__WHAT IS EXPECTED__: Print every entry, word for word, and skip the images.

Dataset records
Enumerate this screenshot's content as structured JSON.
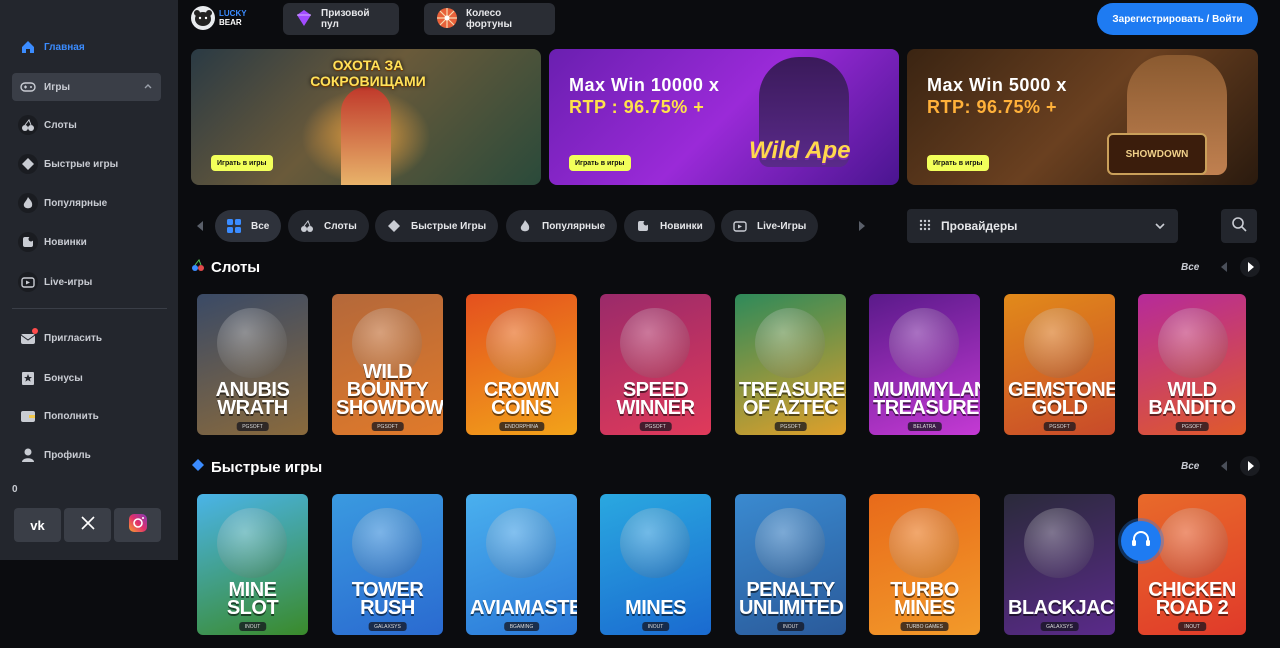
{
  "sidebar": {
    "items": [
      {
        "label": "Главная"
      },
      {
        "label": "Игры"
      },
      {
        "label": "Слоты"
      },
      {
        "label": "Быстрые игры"
      },
      {
        "label": "Популярные"
      },
      {
        "label": "Новинки"
      },
      {
        "label": "Live-игры"
      },
      {
        "label": "Пригласить"
      },
      {
        "label": "Бонусы"
      },
      {
        "label": "Пополнить"
      },
      {
        "label": "Профиль"
      }
    ],
    "balance": "0",
    "socials": [
      "vk-icon",
      "x-icon",
      "instagram-icon"
    ]
  },
  "header": {
    "logo_top": "LUCKY",
    "logo_bottom": "BEAR",
    "prize_pool": "Призовой пул",
    "wheel": "Колесо фортуны",
    "register": "Зарегистрировать / Войти"
  },
  "banners": [
    {
      "title": "ОХОТА ЗА СОКРОВИЩАМИ",
      "cta": "Играть в игры"
    },
    {
      "line1": "Max Win 10000 x",
      "line2": "RTP : 96.75% +",
      "logo": "Wild Ape",
      "cta": "Играть в игры"
    },
    {
      "line1": "Max Win 5000 x",
      "line2": "RTP: 96.75% +",
      "logo": "SHOWDOWN",
      "cta": "Играть в игры"
    }
  ],
  "filters": {
    "chips": [
      {
        "label": "Все"
      },
      {
        "label": "Слоты"
      },
      {
        "label": "Быстрые Игры"
      },
      {
        "label": "Популярные"
      },
      {
        "label": "Новинки"
      },
      {
        "label": "Live-Игры"
      }
    ],
    "providers": "Провайдеры"
  },
  "sections": [
    {
      "title": "Слоты",
      "all": "Все",
      "games": [
        {
          "name": "ANUBIS WRATH",
          "provider": "PGSOFT",
          "c1": "#3a4a66",
          "c2": "#8a6a3c"
        },
        {
          "name": "WILD BOUNTY SHOWDOWN",
          "provider": "PGSOFT",
          "c1": "#b4683a",
          "c2": "#e07a2a"
        },
        {
          "name": "CROWN COINS",
          "provider": "ENDORPHINA",
          "c1": "#e4501e",
          "c2": "#f2a31a"
        },
        {
          "name": "SPEED WINNER",
          "provider": "PGSOFT",
          "c1": "#9a2a6a",
          "c2": "#e03a5a"
        },
        {
          "name": "TREASURES OF AZTEC",
          "provider": "PGSOFT",
          "c1": "#2e8a5a",
          "c2": "#e0a02a"
        },
        {
          "name": "MUMMYLAND TREASURES",
          "provider": "BELATRA",
          "c1": "#5a1a8a",
          "c2": "#c43ad4"
        },
        {
          "name": "GEMSTONES GOLD",
          "provider": "PGSOFT",
          "c1": "#e28a1a",
          "c2": "#c84a2a"
        },
        {
          "name": "WILD BANDITO",
          "provider": "PGSOFT",
          "c1": "#b62a9a",
          "c2": "#e05a2a"
        }
      ]
    },
    {
      "title": "Быстрые игры",
      "all": "Все",
      "games": [
        {
          "name": "MINE SLOT",
          "provider": "INOUT",
          "c1": "#4ab4e8",
          "c2": "#3a8a2a"
        },
        {
          "name": "TOWER RUSH",
          "provider": "GALAXSYS",
          "c1": "#3a9ae0",
          "c2": "#2a6ad0"
        },
        {
          "name": "AVIAMASTERS",
          "provider": "BGAMING",
          "c1": "#4ab0ee",
          "c2": "#2a78d8"
        },
        {
          "name": "MINES",
          "provider": "INOUT",
          "c1": "#2aa8e0",
          "c2": "#1a6ad0"
        },
        {
          "name": "PENALTY UNLIMITED",
          "provider": "INOUT",
          "c1": "#3a8ad0",
          "c2": "#2a5a9a"
        },
        {
          "name": "TURBO MINES",
          "provider": "TURBO GAMES",
          "c1": "#e86a1a",
          "c2": "#f29a2a"
        },
        {
          "name": "BLACKJACK",
          "provider": "GALAXSYS",
          "c1": "#2a2a3a",
          "c2": "#5a2a8a"
        },
        {
          "name": "CHICKEN ROAD 2",
          "provider": "INOUT",
          "c1": "#e86a2a",
          "c2": "#e03a2a"
        }
      ]
    }
  ]
}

__TASK ANSWER__:
Enumerate this screenshot's content as structured JSON.
{
  "sidebar": {
    "items": [
      {
        "label": "Главная"
      },
      {
        "label": "Игры"
      },
      {
        "label": "Слоты"
      },
      {
        "label": "Быстрые игры"
      },
      {
        "label": "Популярные"
      },
      {
        "label": "Новинки"
      },
      {
        "label": "Live-игры"
      },
      {
        "label": "Пригласить"
      },
      {
        "label": "Бонусы"
      },
      {
        "label": "Пополнить"
      },
      {
        "label": "Профиль"
      }
    ],
    "balance": "0",
    "socials": [
      "vk-icon",
      "x-icon",
      "instagram-icon"
    ]
  },
  "header": {
    "logo_top": "LUCKY",
    "logo_bottom": "BEAR",
    "prize_pool": "Призовой пул",
    "wheel": "Колесо фортуны",
    "register": "Зарегистрировать / Войти"
  },
  "banners": [
    {
      "title": "ОХОТА ЗА СОКРОВИЩАМИ",
      "cta": "Играть в игры"
    },
    {
      "line1": "Max Win 10000 x",
      "line2": "RTP : 96.75% +",
      "logo": "Wild Ape",
      "cta": "Играть в игры"
    },
    {
      "line1": "Max Win 5000 x",
      "line2": "RTP: 96.75% +",
      "logo": "SHOWDOWN",
      "cta": "Играть в игры"
    }
  ],
  "filters": {
    "chips": [
      {
        "label": "Все"
      },
      {
        "label": "Слоты"
      },
      {
        "label": "Быстрые Игры"
      },
      {
        "label": "Популярные"
      },
      {
        "label": "Новинки"
      },
      {
        "label": "Live-Игры"
      }
    ],
    "providers": "Провайдеры"
  },
  "sections": [
    {
      "title": "Слоты",
      "all": "Все",
      "games": [
        {
          "name": "ANUBIS WRATH",
          "provider": "PGSOFT",
          "c1": "#3a4a66",
          "c2": "#8a6a3c"
        },
        {
          "name": "WILD BOUNTY SHOWDOWN",
          "provider": "PGSOFT",
          "c1": "#b4683a",
          "c2": "#e07a2a"
        },
        {
          "name": "CROWN COINS",
          "provider": "ENDORPHINA",
          "c1": "#e4501e",
          "c2": "#f2a31a"
        },
        {
          "name": "SPEED WINNER",
          "provider": "PGSOFT",
          "c1": "#9a2a6a",
          "c2": "#e03a5a"
        },
        {
          "name": "TREASURES OF AZTEC",
          "provider": "PGSOFT",
          "c1": "#2e8a5a",
          "c2": "#e0a02a"
        },
        {
          "name": "MUMMYLAND TREASURES",
          "provider": "BELATRA",
          "c1": "#5a1a8a",
          "c2": "#c43ad4"
        },
        {
          "name": "GEMSTONES GOLD",
          "provider": "PGSOFT",
          "c1": "#e28a1a",
          "c2": "#c84a2a"
        },
        {
          "name": "WILD BANDITO",
          "provider": "PGSOFT",
          "c1": "#b62a9a",
          "c2": "#e05a2a"
        }
      ]
    },
    {
      "title": "Быстрые игры",
      "all": "Все",
      "games": [
        {
          "name": "MINE SLOT",
          "provider": "INOUT",
          "c1": "#4ab4e8",
          "c2": "#3a8a2a"
        },
        {
          "name": "TOWER RUSH",
          "provider": "GALAXSYS",
          "c1": "#3a9ae0",
          "c2": "#2a6ad0"
        },
        {
          "name": "AVIAMASTERS",
          "provider": "BGAMING",
          "c1": "#4ab0ee",
          "c2": "#2a78d8"
        },
        {
          "name": "MINES",
          "provider": "INOUT",
          "c1": "#2aa8e0",
          "c2": "#1a6ad0"
        },
        {
          "name": "PENALTY UNLIMITED",
          "provider": "INOUT",
          "c1": "#3a8ad0",
          "c2": "#2a5a9a"
        },
        {
          "name": "TURBO MINES",
          "provider": "TURBO GAMES",
          "c1": "#e86a1a",
          "c2": "#f29a2a"
        },
        {
          "name": "BLACKJACK",
          "provider": "GALAXSYS",
          "c1": "#2a2a3a",
          "c2": "#5a2a8a"
        },
        {
          "name": "CHICKEN ROAD 2",
          "provider": "INOUT",
          "c1": "#e86a2a",
          "c2": "#e03a2a"
        }
      ]
    }
  ]
}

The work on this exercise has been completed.